• **DESCRIPTION OF THE TASK**: Exactly repeat the full listing that follows.

Dataset items:
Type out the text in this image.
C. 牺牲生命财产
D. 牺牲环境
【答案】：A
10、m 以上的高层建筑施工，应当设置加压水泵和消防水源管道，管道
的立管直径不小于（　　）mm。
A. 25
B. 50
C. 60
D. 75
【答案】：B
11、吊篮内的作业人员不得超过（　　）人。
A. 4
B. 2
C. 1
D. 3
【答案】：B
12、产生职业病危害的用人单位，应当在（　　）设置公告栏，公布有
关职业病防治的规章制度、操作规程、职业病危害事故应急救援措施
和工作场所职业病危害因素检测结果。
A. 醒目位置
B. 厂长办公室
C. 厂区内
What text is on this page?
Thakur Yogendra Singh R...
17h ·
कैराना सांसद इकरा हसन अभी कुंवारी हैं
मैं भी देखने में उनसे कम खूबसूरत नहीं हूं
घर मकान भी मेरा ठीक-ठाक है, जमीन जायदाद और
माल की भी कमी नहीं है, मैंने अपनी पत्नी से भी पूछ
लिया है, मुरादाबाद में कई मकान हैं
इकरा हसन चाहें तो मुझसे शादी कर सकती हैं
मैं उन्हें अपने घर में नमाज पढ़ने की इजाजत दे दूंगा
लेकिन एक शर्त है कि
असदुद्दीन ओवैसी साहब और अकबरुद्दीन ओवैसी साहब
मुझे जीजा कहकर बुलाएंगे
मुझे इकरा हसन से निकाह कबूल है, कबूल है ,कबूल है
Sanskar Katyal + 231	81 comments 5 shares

• **OUTPUT**:
Type out the text in this image.
C. 牺牲生命财产
D. 牺牲环境
【答案】：A
10、m 以上的高层建筑施工，应当设置加压水泵和消防水源管道，管道
的立管直径不小于（　　）mm。
A. 25
B. 50
C. 60
D. 75
【答案】：B
11、吊篮内的作业人员不得超过（　　）人。
A. 4
B. 2
C. 1
D. 3
【答案】：B
12、产生职业病危害的用人单位，应当在（　　）设置公告栏，公布有
关职业病防治的规章制度、操作规程、职业病危害事故应急救援措施
和工作场所职业病危害因素检测结果。
A. 醒目位置
B. 厂长办公室
C. 厂区内
What text is on this page?
Thakur Yogendra Singh R...
17h ·
कैराना सांसद इकरा हसन अभी कुंवारी हैं
मैं भी देखने में उनसे कम खूबसूरत नहीं हूं
घर मकान भी मेरा ठीक-ठाक है, जमीन जायदाद और
माल की भी कमी नहीं है, मैंने अपनी पत्नी से भी पूछ
लिया है, मुरादाबाद में कई मकान हैं
इकरा हसन चाहें तो मुझसे शादी कर सकती हैं
मैं उन्हें अपने घर में नमाज पढ़ने की इजाजत दे दूंगा
लेकिन एक शर्त है कि
असदुद्दीन ओवैसी साहब और अकबरुद्दीन ओवैसी साहब
मुझे जीजा कहकर बुलाएंगे
मुझे इकरा हसन से निकाह कबूल है, कबूल है ,कबूल है
Sanskar Katyal + 231	81 comments 5 shares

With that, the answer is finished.